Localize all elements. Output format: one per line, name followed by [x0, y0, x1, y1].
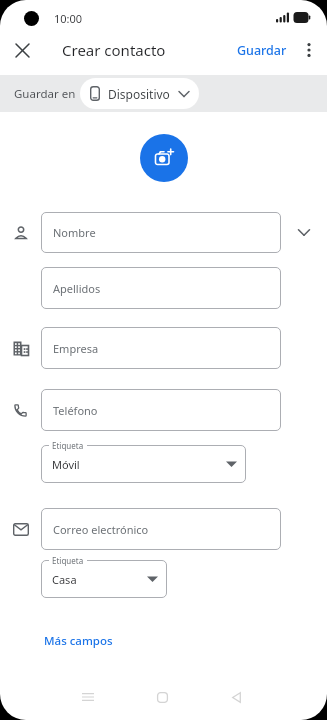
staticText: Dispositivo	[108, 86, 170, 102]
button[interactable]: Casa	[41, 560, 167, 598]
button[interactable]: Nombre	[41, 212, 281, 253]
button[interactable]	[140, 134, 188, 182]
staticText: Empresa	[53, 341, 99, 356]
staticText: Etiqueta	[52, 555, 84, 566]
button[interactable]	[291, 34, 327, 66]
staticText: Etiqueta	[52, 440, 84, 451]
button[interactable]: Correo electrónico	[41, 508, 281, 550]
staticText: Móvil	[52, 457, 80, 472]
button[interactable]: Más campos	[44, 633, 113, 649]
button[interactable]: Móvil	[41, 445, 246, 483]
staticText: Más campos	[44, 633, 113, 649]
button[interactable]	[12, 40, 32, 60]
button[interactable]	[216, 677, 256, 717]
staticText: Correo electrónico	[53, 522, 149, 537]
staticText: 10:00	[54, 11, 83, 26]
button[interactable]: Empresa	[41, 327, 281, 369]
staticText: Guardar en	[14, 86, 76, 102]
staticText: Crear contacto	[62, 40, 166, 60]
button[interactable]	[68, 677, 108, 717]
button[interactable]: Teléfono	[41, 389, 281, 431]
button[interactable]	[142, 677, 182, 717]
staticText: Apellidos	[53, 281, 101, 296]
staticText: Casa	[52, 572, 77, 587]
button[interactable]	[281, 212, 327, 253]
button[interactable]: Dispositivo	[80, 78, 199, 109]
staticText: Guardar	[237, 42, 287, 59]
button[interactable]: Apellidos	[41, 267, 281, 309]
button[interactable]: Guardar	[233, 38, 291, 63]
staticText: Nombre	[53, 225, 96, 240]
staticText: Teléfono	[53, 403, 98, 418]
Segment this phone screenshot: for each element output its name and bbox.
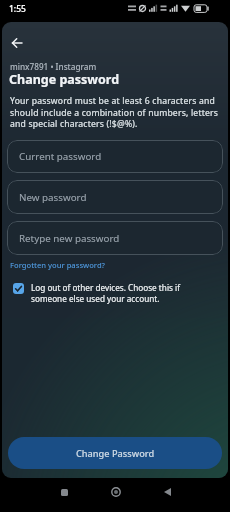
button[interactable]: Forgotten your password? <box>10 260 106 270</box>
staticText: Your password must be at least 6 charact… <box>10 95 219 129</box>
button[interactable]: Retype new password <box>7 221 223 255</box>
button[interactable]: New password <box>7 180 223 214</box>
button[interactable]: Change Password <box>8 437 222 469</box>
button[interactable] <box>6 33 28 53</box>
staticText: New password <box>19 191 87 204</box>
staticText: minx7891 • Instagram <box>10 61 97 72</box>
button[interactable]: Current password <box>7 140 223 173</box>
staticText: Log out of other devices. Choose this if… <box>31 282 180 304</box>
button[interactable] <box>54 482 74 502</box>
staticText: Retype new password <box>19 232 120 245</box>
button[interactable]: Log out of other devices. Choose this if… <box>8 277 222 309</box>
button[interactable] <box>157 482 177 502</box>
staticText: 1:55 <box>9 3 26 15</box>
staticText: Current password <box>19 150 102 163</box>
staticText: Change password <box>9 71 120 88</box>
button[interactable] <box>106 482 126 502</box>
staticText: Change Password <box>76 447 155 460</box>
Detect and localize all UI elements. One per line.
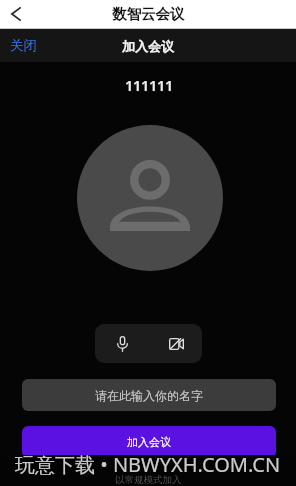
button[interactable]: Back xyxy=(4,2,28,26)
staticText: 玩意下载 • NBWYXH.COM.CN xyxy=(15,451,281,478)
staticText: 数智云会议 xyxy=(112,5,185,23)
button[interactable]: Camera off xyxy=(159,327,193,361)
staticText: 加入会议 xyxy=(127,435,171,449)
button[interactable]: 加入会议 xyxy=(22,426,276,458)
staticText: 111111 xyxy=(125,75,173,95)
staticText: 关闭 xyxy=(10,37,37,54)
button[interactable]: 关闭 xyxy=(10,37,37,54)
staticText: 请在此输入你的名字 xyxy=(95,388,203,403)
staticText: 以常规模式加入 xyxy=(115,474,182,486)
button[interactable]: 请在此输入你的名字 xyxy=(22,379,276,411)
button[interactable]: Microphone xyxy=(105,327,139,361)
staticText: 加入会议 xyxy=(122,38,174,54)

[The problem]
Rewrite all three entries above with every "staticText" replaced by "label" and everything else unchanged, leaving out the pictures.

[Written solution]
Localize all elements. Output format: one per line, name followed by [x0, y0, x1, y1].
label: Dispositivo	[108, 86, 170, 102]
button[interactable]: Casa	[41, 560, 167, 598]
button[interactable]: Nombre	[41, 212, 281, 253]
button[interactable]	[140, 134, 188, 182]
label: Empresa	[53, 341, 99, 356]
label: Etiqueta	[52, 555, 84, 566]
button[interactable]	[291, 34, 327, 66]
label: Etiqueta	[52, 440, 84, 451]
button[interactable]: Correo electrónico	[41, 508, 281, 550]
label: Móvil	[52, 457, 80, 472]
button[interactable]: Más campos	[44, 633, 113, 649]
button[interactable]: Móvil	[41, 445, 246, 483]
label: Más campos	[44, 633, 113, 649]
button[interactable]	[12, 40, 32, 60]
button[interactable]	[216, 677, 256, 717]
label: Correo electrónico	[53, 522, 149, 537]
label: 10:00	[54, 11, 83, 26]
button[interactable]: Empresa	[41, 327, 281, 369]
label: Guardar en	[14, 86, 76, 102]
label: Crear contacto	[62, 40, 166, 60]
button[interactable]	[68, 677, 108, 717]
button[interactable]: Teléfono	[41, 389, 281, 431]
button[interactable]	[142, 677, 182, 717]
label: Apellidos	[53, 281, 101, 296]
label: Casa	[52, 572, 77, 587]
button[interactable]	[281, 212, 327, 253]
button[interactable]: Dispositivo	[80, 78, 199, 109]
label: Guardar	[237, 42, 287, 59]
button[interactable]: Apellidos	[41, 267, 281, 309]
button[interactable]: Guardar	[233, 38, 291, 63]
label: Nombre	[53, 225, 96, 240]
label: Teléfono	[53, 403, 98, 418]
Segment this phone screenshot: for each element output its name and bbox.
button[interactable]: Forgotten your password? <box>10 260 106 270</box>
label: Your password must be at least 6 charact… <box>10 95 219 129</box>
button[interactable]: Retype new password <box>7 221 223 255</box>
button[interactable]: New password <box>7 180 223 214</box>
button[interactable]: Change Password <box>8 437 222 469</box>
button[interactable] <box>6 33 28 53</box>
label: New password <box>19 191 87 204</box>
label: minx7891 • Instagram <box>10 61 97 72</box>
button[interactable]: Current password <box>7 140 223 173</box>
label: Log out of other devices. Choose this if… <box>31 282 180 304</box>
button[interactable] <box>54 482 74 502</box>
label: Retype new password <box>19 232 120 245</box>
button[interactable]: Log out of other devices. Choose this if… <box>8 277 222 309</box>
button[interactable] <box>157 482 177 502</box>
label: 1:55 <box>9 3 26 15</box>
label: Current password <box>19 150 102 163</box>
label: Change password <box>9 71 120 88</box>
button[interactable] <box>106 482 126 502</box>
label: Change Password <box>76 447 155 460</box>
Detect and localize all UI elements. One per line.
button[interactable]: Back xyxy=(4,2,28,26)
label: 玩意下载 • NBWYXH.COM.CN xyxy=(15,451,281,478)
label: 数智云会议 xyxy=(112,5,185,23)
button[interactable]: Camera off xyxy=(159,327,193,361)
label: 加入会议 xyxy=(127,435,171,449)
button[interactable]: 加入会议 xyxy=(22,426,276,458)
label: 111111 xyxy=(125,75,173,95)
label: 关闭 xyxy=(10,37,37,54)
button[interactable]: 关闭 xyxy=(10,37,37,54)
label: 请在此输入你的名字 xyxy=(95,388,203,403)
label: 以常规模式加入 xyxy=(115,474,182,486)
button[interactable]: 请在此输入你的名字 xyxy=(22,379,276,411)
button[interactable]: Microphone xyxy=(105,327,139,361)
label: 加入会议 xyxy=(122,38,174,54)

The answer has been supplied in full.